▶ Challenge:
Write out, precisely and in full, each line of the material.
*** Record list
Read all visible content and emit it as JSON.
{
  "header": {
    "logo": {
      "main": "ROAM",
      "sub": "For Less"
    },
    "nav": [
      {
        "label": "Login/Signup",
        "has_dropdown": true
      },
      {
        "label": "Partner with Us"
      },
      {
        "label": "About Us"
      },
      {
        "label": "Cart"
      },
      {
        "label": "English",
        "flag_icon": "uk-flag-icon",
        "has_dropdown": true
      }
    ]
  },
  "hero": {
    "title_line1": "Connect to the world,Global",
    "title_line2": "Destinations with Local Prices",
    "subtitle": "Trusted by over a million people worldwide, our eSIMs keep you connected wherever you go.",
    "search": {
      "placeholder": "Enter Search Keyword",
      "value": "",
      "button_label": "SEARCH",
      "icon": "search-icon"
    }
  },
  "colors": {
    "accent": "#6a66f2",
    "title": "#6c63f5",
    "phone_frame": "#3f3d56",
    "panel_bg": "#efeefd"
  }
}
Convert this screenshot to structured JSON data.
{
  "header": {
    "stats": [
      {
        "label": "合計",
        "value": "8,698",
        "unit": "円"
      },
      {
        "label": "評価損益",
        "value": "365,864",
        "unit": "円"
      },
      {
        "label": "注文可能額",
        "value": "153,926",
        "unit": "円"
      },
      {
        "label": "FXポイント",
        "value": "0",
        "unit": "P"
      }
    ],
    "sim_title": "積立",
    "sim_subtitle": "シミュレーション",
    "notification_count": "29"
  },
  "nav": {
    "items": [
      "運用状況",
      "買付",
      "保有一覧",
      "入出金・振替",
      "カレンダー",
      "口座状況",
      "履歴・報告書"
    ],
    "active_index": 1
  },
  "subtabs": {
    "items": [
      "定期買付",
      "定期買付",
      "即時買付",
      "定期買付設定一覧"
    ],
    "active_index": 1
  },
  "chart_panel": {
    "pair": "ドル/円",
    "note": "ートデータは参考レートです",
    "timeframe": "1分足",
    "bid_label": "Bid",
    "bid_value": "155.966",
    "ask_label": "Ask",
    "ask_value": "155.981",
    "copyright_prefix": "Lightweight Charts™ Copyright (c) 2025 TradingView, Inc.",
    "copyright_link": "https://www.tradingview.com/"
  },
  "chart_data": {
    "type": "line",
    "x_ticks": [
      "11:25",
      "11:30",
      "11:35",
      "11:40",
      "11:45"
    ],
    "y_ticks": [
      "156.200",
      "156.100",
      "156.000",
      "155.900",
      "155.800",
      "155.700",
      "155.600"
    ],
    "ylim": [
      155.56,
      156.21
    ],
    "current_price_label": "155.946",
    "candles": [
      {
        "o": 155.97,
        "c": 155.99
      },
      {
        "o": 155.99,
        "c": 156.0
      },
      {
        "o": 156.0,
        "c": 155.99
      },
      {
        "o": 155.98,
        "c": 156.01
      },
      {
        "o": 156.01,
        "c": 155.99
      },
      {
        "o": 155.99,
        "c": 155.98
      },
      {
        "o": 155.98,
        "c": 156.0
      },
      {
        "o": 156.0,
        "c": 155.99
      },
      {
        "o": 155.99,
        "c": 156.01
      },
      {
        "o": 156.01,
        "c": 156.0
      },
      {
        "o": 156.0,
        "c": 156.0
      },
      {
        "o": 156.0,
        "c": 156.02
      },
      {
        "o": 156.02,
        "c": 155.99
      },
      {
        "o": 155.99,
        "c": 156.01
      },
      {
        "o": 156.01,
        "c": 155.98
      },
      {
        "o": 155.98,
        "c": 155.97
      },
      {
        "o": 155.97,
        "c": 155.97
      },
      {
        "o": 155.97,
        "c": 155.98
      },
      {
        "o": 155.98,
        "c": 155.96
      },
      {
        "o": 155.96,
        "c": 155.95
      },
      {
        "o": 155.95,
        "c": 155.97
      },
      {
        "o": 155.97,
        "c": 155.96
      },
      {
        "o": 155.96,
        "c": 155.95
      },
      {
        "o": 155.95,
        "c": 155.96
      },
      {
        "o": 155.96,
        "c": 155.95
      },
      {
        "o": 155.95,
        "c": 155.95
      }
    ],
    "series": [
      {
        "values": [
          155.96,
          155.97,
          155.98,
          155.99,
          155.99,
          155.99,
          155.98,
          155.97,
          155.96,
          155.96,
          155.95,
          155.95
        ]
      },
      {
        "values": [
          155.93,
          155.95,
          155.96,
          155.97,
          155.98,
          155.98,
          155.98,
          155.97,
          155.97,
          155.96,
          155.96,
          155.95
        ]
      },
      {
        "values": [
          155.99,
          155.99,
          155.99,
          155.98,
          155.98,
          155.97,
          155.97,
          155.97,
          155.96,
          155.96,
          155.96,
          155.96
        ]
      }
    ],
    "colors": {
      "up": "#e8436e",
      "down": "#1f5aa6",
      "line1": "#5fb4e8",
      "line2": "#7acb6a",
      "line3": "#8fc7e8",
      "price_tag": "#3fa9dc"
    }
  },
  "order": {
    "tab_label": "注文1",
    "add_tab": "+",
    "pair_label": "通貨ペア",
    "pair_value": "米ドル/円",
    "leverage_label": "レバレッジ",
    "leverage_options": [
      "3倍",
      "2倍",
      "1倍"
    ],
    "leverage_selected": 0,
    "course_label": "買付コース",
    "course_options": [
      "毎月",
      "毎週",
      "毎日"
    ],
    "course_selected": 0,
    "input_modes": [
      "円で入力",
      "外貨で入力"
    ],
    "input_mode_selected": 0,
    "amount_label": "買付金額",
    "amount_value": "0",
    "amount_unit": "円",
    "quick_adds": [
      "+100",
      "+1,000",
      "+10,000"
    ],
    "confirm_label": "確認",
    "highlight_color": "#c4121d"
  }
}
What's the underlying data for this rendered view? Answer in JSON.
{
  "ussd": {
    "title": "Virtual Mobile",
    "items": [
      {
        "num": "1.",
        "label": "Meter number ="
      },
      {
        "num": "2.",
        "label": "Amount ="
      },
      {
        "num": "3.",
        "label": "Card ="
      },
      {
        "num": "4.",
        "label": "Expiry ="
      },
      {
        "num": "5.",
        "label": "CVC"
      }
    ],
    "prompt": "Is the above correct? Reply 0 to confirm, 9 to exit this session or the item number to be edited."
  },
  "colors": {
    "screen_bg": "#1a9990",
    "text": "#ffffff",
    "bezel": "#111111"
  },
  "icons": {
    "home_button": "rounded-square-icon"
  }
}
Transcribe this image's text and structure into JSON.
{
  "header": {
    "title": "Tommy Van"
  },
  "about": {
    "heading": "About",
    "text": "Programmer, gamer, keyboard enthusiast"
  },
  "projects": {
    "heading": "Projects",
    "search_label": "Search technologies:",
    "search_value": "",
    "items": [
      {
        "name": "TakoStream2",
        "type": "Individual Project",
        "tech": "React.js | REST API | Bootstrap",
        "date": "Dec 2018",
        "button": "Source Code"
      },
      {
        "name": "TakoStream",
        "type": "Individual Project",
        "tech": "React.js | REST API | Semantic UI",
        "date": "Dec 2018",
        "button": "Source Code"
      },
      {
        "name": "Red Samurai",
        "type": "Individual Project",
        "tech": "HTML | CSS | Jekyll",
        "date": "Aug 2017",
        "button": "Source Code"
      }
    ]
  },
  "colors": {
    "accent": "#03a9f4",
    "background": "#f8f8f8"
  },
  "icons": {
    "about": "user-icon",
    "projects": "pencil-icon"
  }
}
******
▶ Written solution:
Read all visible content and emit it as JSON.
{
  "header": {
    "logo": {
      "main": "ROAM",
      "sub": "For Less"
    },
    "nav": [
      {
        "label": "Login/Signup",
        "has_dropdown": true
      },
      {
        "label": "Partner with Us"
      },
      {
        "label": "About Us"
      },
      {
        "label": "Cart"
      },
      {
        "label": "English",
        "flag_icon": "uk-flag-icon",
        "has_dropdown": true
      }
    ]
  },
  "hero": {
    "title_line1": "Connect to the world,Global",
    "title_line2": "Destinations with Local Prices",
    "subtitle": "Trusted by over a million people worldwide, our eSIMs keep you connected wherever you go.",
    "search": {
      "placeholder": "Enter Search Keyword",
      "value": "",
      "button_label": "SEARCH",
      "icon": "search-icon"
    }
  },
  "colors": {
    "accent": "#6a66f2",
    "title": "#6c63f5",
    "phone_frame": "#3f3d56",
    "panel_bg": "#efeefd"
  }
}
Convert this screenshot to structured JSON data.
{
  "header": {
    "stats": [
      {
        "label": "合計",
        "value": "8,698",
        "unit": "円"
      },
      {
        "label": "評価損益",
        "value": "365,864",
        "unit": "円"
      },
      {
        "label": "注文可能額",
        "value": "153,926",
        "unit": "円"
      },
      {
        "label": "FXポイント",
        "value": "0",
        "unit": "P"
      }
    ],
    "sim_title": "積立",
    "sim_subtitle": "シミュレーション",
    "notification_count": "29"
  },
  "nav": {
    "items": [
      "運用状況",
      "買付",
      "保有一覧",
      "入出金・振替",
      "カレンダー",
      "口座状況",
      "履歴・報告書"
    ],
    "active_index": 1
  },
  "subtabs": {
    "items": [
      "定期買付",
      "定期買付",
      "即時買付",
      "定期買付設定一覧"
    ],
    "active_index": 1
  },
  "chart_panel": {
    "pair": "ドル/円",
    "note": "ートデータは参考レートです",
    "timeframe": "1分足",
    "bid_label": "Bid",
    "bid_value": "155.966",
    "ask_label": "Ask",
    "ask_value": "155.981",
    "copyright_prefix": "Lightweight Charts™ Copyright (c) 2025 TradingView, Inc.",
    "copyright_link": "https://www.tradingview.com/"
  },
  "chart_data": {
    "type": "line",
    "x_ticks": [
      "11:25",
      "11:30",
      "11:35",
      "11:40",
      "11:45"
    ],
    "y_ticks": [
      "156.200",
      "156.100",
      "156.000",
      "155.900",
      "155.800",
      "155.700",
      "155.600"
    ],
    "ylim": [
      155.56,
      156.21
    ],
    "current_price_label": "155.946",
    "candles": [
      {
        "o": 155.97,
        "c": 155.99
      },
      {
        "o": 155.99,
        "c": 156.0
      },
      {
        "o": 156.0,
        "c": 155.99
      },
      {
        "o": 155.98,
        "c": 156.01
      },
      {
        "o": 156.01,
        "c": 155.99
      },
      {
        "o": 155.99,
        "c": 155.98
      },
      {
        "o": 155.98,
        "c": 156.0
      },
      {
        "o": 156.0,
        "c": 155.99
      },
      {
        "o": 155.99,
        "c": 156.01
      },
      {
        "o": 156.01,
        "c": 156.0
      },
      {
        "o": 156.0,
        "c": 156.0
      },
      {
        "o": 156.0,
        "c": 156.02
      },
      {
        "o": 156.02,
        "c": 155.99
      },
      {
        "o": 155.99,
        "c": 156.01
      },
      {
        "o": 156.01,
        "c": 155.98
      },
      {
        "o": 155.98,
        "c": 155.97
      },
      {
        "o": 155.97,
        "c": 155.97
      },
      {
        "o": 155.97,
        "c": 155.98
      },
      {
        "o": 155.98,
        "c": 155.96
      },
      {
        "o": 155.96,
        "c": 155.95
      },
      {
        "o": 155.95,
        "c": 155.97
      },
      {
        "o": 155.97,
        "c": 155.96
      },
      {
        "o": 155.96,
        "c": 155.95
      },
      {
        "o": 155.95,
        "c": 155.96
      },
      {
        "o": 155.96,
        "c": 155.95
      },
      {
        "o": 155.95,
        "c": 155.95
      }
    ],
    "series": [
      {
        "values": [
          155.96,
          155.97,
          155.98,
          155.99,
          155.99,
          155.99,
          155.98,
          155.97,
          155.96,
          155.96,
          155.95,
          155.95
        ]
      },
      {
        "values": [
          155.93,
          155.95,
          155.96,
          155.97,
          155.98,
          155.98,
          155.98,
          155.97,
          155.97,
          155.96,
          155.96,
          155.95
        ]
      },
      {
        "values": [
          155.99,
          155.99,
          155.99,
          155.98,
          155.98,
          155.97,
          155.97,
          155.97,
          155.96,
          155.96,
          155.96,
          155.96
        ]
      }
    ],
    "colors": {
      "up": "#e8436e",
      "down": "#1f5aa6",
      "line1": "#5fb4e8",
      "line2": "#7acb6a",
      "line3": "#8fc7e8",
      "price_tag": "#3fa9dc"
    }
  },
  "order": {
    "tab_label": "注文1",
    "add_tab": "+",
    "pair_label": "通貨ペア",
    "pair_value": "米ドル/円",
    "leverage_label": "レバレッジ",
    "leverage_options": [
      "3倍",
      "2倍",
      "1倍"
    ],
    "leverage_selected": 0,
    "course_label": "買付コース",
    "course_options": [
      "毎月",
      "毎週",
      "毎日"
    ],
    "course_selected": 0,
    "input_modes": [
      "円で入力",
      "外貨で入力"
    ],
    "input_mode_selected": 0,
    "amount_label": "買付金額",
    "amount_value": "0",
    "amount_unit": "円",
    "quick_adds": [
      "+100",
      "+1,000",
      "+10,000"
    ],
    "confirm_label": "確認",
    "highlight_color": "#c4121d"
  }
}
What's the underlying data for this rendered view? Answer in JSON.
{
  "ussd": {
    "title": "Virtual Mobile",
    "items": [
      {
        "num": "1.",
        "label": "Meter number ="
      },
      {
        "num": "2.",
        "label": "Amount ="
      },
      {
        "num": "3.",
        "label": "Card ="
      },
      {
        "num": "4.",
        "label": "Expiry ="
      },
      {
        "num": "5.",
        "label": "CVC"
      }
    ],
    "prompt": "Is the above correct? Reply 0 to confirm, 9 to exit this session or the item number to be edited."
  },
  "colors": {
    "screen_bg": "#1a9990",
    "text": "#ffffff",
    "bezel": "#111111"
  },
  "icons": {
    "home_button": "rounded-square-icon"
  }
}
Transcribe this image's text and structure into JSON.
{
  "header": {
    "title": "Tommy Van"
  },
  "about": {
    "heading": "About",
    "text": "Programmer, gamer, keyboard enthusiast"
  },
  "projects": {
    "heading": "Projects",
    "search_label": "Search technologies:",
    "search_value": "",
    "items": [
      {
        "name": "TakoStream2",
        "type": "Individual Project",
        "tech": "React.js | REST API | Bootstrap",
        "date": "Dec 2018",
        "button": "Source Code"
      },
      {
        "name": "TakoStream",
        "type": "Individual Project",
        "tech": "React.js | REST API | Semantic UI",
        "date": "Dec 2018",
        "button": "Source Code"
      },
      {
        "name": "Red Samurai",
        "type": "Individual Project",
        "tech": "HTML | CSS | Jekyll",
        "date": "Aug 2017",
        "button": "Source Code"
      }
    ]
  },
  "colors": {
    "accent": "#03a9f4",
    "background": "#f8f8f8"
  },
  "icons": {
    "about": "user-icon",
    "projects": "pencil-icon"
  }
}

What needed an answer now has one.